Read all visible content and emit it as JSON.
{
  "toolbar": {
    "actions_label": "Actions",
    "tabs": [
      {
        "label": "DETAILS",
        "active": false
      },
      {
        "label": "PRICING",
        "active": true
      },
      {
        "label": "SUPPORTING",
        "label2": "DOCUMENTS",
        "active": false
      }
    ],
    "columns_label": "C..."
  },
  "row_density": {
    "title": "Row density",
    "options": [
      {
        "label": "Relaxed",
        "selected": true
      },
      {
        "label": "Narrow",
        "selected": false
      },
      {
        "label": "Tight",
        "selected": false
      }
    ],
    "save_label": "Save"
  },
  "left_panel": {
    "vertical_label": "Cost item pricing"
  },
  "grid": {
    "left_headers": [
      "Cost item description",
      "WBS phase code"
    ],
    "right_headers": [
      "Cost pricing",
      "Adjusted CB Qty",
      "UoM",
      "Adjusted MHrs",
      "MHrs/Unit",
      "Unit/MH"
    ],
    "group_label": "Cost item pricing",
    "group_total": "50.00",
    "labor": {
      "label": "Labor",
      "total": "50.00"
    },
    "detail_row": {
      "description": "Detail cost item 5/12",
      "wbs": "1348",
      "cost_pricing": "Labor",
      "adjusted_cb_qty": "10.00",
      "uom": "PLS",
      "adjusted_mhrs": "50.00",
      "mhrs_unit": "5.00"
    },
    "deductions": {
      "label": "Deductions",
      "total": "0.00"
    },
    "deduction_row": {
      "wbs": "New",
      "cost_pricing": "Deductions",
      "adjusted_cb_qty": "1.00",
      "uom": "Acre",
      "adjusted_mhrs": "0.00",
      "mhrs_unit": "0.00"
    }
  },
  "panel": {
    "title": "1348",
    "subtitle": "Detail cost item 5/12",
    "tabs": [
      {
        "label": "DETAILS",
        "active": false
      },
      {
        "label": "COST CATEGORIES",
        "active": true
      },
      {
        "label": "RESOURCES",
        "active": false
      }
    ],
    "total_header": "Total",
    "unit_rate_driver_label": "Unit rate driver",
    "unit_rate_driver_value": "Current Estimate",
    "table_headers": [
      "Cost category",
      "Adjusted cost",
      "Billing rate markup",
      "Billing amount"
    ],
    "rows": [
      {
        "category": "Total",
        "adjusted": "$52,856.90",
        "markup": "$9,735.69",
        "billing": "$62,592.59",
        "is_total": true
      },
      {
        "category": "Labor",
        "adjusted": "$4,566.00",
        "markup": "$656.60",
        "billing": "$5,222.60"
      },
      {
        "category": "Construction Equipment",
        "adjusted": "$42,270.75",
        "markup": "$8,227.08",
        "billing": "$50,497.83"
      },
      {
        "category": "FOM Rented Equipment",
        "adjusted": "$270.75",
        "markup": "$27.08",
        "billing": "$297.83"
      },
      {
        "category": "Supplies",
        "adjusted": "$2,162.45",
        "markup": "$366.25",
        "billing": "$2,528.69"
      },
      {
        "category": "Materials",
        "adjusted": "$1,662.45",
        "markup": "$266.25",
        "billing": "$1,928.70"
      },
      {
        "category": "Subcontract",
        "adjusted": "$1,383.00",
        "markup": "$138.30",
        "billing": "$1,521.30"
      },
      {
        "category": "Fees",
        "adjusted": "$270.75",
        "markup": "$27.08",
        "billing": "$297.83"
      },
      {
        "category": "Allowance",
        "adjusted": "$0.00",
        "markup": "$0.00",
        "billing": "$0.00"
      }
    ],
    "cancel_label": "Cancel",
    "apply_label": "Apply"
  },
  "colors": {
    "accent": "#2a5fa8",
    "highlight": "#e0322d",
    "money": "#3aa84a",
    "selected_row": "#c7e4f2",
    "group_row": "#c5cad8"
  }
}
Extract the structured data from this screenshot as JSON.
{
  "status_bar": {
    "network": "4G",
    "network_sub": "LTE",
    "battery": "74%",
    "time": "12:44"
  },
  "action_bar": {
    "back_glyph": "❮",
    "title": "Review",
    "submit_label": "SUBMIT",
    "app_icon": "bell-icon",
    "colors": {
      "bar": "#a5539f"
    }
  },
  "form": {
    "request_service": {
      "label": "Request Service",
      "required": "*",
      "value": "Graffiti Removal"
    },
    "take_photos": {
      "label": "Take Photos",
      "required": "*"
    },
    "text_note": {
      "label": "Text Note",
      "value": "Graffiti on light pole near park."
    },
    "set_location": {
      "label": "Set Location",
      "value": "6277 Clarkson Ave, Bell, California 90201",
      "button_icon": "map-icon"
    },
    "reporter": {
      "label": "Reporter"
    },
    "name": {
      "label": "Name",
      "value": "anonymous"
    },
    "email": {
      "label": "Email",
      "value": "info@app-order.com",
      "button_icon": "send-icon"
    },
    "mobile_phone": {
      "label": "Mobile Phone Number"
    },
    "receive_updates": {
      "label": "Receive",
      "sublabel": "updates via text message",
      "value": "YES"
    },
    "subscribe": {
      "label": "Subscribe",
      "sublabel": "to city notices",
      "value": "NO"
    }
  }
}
==========
— Problem details —
Check each line above for the word "JSON" and copy the ones that have it.

— Correct output —
Read all visible content and emit it as JSON.
Extract the structured data from this screenshot as JSON.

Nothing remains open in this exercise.